What to work on » In the following material, identify every line holding the string "JSON" and return it.

%%

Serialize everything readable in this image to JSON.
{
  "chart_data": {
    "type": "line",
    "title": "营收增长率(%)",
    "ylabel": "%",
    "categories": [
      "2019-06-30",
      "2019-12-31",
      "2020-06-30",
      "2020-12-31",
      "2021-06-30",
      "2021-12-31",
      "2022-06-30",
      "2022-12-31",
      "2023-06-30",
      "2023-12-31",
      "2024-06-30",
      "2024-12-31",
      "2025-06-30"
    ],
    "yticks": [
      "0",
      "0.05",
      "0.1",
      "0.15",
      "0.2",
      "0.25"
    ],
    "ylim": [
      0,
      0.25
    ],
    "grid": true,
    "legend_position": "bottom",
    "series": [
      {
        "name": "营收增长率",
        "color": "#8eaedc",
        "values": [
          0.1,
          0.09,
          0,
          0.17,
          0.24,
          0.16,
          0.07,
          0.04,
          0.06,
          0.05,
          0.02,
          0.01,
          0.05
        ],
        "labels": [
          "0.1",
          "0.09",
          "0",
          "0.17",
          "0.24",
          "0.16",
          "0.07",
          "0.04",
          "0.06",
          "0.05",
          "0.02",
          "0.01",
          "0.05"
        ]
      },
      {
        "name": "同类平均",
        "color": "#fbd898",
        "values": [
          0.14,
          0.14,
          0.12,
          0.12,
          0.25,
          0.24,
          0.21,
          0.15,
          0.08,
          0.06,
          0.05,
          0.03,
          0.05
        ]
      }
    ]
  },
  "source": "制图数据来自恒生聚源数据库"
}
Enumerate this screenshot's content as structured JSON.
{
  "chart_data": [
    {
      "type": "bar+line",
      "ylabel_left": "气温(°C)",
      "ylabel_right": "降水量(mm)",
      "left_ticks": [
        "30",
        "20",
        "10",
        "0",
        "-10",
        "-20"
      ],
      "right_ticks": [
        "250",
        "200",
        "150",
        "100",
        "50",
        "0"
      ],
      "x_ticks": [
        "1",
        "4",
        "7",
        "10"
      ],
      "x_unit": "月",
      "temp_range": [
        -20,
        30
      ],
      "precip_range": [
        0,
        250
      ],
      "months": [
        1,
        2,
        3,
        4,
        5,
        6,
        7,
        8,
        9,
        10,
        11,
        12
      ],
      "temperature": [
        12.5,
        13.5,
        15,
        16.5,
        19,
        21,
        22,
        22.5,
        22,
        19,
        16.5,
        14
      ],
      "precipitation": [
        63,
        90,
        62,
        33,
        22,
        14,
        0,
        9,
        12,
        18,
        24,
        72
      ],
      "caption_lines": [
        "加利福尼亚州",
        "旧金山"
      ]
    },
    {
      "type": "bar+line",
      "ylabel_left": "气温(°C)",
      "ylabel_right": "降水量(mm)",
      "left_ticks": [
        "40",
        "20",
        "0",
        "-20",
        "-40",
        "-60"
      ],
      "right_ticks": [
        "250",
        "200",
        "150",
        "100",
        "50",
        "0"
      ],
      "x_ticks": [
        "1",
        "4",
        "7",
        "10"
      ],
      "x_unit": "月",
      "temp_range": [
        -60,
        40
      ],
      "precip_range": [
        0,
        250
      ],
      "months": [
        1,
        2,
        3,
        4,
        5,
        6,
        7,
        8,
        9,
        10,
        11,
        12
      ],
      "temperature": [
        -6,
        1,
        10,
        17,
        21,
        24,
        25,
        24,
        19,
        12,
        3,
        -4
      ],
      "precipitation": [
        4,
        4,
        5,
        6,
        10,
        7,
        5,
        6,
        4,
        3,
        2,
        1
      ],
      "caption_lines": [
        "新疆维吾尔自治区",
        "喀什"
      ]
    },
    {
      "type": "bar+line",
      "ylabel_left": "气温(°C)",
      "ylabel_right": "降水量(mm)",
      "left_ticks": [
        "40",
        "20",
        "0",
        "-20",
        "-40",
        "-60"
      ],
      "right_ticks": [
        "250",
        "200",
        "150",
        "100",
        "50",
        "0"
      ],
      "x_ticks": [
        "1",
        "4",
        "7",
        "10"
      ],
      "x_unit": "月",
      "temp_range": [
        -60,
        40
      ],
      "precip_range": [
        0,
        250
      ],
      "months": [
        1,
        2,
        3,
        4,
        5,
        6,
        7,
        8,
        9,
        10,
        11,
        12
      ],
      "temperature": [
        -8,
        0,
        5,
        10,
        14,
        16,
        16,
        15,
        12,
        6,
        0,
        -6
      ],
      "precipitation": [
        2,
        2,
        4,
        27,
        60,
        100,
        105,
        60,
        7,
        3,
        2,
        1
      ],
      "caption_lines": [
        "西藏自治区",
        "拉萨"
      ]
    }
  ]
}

%%

Response for this exercise »
Serialize everything readable in this image to JSON.
Enumerate this screenshot's content as structured JSON.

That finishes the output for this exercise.